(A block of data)
·····

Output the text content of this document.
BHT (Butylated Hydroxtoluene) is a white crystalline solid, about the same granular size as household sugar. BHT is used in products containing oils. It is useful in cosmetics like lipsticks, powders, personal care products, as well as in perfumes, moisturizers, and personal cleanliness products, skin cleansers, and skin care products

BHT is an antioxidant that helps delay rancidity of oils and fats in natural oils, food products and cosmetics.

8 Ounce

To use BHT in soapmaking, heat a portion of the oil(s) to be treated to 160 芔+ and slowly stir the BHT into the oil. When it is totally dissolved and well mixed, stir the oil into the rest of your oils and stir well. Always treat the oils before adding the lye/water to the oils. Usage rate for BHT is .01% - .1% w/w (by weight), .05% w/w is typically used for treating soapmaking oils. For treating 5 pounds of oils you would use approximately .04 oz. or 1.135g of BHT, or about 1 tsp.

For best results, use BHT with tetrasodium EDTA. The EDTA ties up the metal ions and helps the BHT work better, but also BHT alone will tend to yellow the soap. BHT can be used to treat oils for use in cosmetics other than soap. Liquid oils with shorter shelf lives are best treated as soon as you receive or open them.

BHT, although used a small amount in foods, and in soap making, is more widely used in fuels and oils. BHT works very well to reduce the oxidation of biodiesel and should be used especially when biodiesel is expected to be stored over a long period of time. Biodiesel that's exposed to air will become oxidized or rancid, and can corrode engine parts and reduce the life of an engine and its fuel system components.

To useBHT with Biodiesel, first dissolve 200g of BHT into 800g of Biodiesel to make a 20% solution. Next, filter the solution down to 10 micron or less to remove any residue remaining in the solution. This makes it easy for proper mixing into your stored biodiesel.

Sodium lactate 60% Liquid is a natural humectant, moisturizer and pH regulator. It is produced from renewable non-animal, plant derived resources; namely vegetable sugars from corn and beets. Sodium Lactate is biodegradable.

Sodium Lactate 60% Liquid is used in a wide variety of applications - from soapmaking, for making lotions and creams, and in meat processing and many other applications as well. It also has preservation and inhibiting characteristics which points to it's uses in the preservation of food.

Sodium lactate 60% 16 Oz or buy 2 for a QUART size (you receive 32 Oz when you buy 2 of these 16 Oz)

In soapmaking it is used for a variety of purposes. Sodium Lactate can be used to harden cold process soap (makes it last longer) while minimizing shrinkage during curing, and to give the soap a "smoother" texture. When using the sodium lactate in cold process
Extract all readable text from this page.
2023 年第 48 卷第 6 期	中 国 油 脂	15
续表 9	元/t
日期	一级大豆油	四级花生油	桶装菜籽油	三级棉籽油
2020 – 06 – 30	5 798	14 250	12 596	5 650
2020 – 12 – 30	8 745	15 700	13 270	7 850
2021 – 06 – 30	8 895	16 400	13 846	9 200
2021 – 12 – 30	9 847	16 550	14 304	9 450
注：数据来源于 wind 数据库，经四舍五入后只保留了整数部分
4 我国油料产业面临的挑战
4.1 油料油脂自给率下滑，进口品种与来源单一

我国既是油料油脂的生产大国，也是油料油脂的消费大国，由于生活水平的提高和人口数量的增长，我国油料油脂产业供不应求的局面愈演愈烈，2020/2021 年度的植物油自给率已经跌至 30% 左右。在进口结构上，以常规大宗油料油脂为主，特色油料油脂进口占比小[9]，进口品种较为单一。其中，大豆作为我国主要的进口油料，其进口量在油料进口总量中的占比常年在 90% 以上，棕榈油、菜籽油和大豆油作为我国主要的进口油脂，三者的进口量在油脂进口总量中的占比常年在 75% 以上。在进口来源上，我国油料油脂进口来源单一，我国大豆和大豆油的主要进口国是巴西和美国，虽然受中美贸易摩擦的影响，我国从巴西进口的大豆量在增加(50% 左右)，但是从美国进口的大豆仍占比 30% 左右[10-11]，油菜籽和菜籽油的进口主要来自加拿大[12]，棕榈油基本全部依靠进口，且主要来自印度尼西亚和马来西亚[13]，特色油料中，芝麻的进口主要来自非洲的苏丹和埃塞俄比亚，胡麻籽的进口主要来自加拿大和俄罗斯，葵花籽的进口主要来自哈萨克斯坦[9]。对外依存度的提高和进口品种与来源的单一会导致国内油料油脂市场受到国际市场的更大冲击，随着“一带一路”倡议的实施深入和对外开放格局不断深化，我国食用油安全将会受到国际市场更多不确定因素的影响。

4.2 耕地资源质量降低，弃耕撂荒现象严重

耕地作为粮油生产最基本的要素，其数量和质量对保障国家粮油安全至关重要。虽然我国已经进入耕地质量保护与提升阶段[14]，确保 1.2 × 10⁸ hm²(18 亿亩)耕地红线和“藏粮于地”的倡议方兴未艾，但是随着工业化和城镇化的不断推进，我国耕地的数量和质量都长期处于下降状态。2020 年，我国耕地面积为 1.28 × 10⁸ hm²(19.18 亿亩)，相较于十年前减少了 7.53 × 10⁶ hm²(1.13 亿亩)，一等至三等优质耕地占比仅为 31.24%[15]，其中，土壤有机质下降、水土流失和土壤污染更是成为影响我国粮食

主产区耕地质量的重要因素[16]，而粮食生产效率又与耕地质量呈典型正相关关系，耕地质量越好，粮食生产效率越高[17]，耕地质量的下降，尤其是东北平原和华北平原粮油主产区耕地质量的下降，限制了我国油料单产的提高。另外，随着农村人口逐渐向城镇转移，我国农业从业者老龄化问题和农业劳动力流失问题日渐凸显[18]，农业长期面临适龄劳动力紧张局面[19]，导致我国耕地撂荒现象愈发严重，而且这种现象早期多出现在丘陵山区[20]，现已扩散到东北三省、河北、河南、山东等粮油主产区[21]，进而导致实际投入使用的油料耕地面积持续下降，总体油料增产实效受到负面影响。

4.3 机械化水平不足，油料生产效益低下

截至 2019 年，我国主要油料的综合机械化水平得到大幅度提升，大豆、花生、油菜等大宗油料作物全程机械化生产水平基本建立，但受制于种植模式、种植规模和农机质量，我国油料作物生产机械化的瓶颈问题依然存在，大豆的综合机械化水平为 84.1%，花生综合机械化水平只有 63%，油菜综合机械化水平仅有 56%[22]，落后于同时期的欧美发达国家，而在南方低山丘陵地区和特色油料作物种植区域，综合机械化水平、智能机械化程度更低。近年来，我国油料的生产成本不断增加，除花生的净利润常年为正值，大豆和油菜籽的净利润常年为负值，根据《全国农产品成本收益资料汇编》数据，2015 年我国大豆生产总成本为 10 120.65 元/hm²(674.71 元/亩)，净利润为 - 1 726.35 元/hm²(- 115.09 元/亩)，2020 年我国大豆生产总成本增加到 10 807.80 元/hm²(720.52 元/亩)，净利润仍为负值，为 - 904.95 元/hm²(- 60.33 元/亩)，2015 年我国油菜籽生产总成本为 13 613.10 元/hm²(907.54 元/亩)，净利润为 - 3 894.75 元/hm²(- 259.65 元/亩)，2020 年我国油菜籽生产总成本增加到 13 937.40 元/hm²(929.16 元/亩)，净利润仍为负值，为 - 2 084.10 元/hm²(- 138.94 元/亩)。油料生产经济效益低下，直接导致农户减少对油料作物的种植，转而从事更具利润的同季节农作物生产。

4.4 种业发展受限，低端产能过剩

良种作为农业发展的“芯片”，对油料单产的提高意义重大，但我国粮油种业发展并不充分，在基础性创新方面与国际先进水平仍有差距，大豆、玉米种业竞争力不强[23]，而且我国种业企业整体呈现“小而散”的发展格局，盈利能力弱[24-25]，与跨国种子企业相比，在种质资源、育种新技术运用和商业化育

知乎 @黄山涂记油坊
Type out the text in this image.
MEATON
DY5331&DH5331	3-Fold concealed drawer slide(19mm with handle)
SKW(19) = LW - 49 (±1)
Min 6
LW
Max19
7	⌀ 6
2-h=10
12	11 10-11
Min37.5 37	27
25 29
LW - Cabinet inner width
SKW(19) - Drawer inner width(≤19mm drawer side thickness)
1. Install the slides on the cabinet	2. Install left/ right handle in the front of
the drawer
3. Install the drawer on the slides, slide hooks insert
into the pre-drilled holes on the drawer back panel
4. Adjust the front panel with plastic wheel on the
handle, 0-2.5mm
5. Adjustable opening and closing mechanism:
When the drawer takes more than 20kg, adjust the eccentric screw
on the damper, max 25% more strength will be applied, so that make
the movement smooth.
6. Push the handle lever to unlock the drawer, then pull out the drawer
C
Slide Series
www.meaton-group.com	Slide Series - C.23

·····

GIVEN TASK: From the line that contains "Type out the text in this image." to the last line of the material above, repeat every line exactly, keeping both the first and the last.

PROBLEM SOLUTION:
Type out the text in this image.
MEATON
DY5331&DH5331	3-Fold concealed drawer slide(19mm with handle)
SKW(19) = LW - 49 (±1)
Min 6
LW
Max19
7	⌀ 6
2-h=10
12	11 10-11
Min37.5 37	27
25 29
LW - Cabinet inner width
SKW(19) - Drawer inner width(≤19mm drawer side thickness)
1. Install the slides on the cabinet	2. Install left/ right handle in the front of
the drawer
3. Install the drawer on the slides, slide hooks insert
into the pre-drilled holes on the drawer back panel
4. Adjust the front panel with plastic wheel on the
handle, 0-2.5mm
5. Adjustable opening and closing mechanism:
When the drawer takes more than 20kg, adjust the eccentric screw
on the damper, max 25% more strength will be applied, so that make
the movement smooth.
6. Push the handle lever to unlock the drawer, then pull out the drawer
C
Slide Series
www.meaton-group.com	Slide Series - C.23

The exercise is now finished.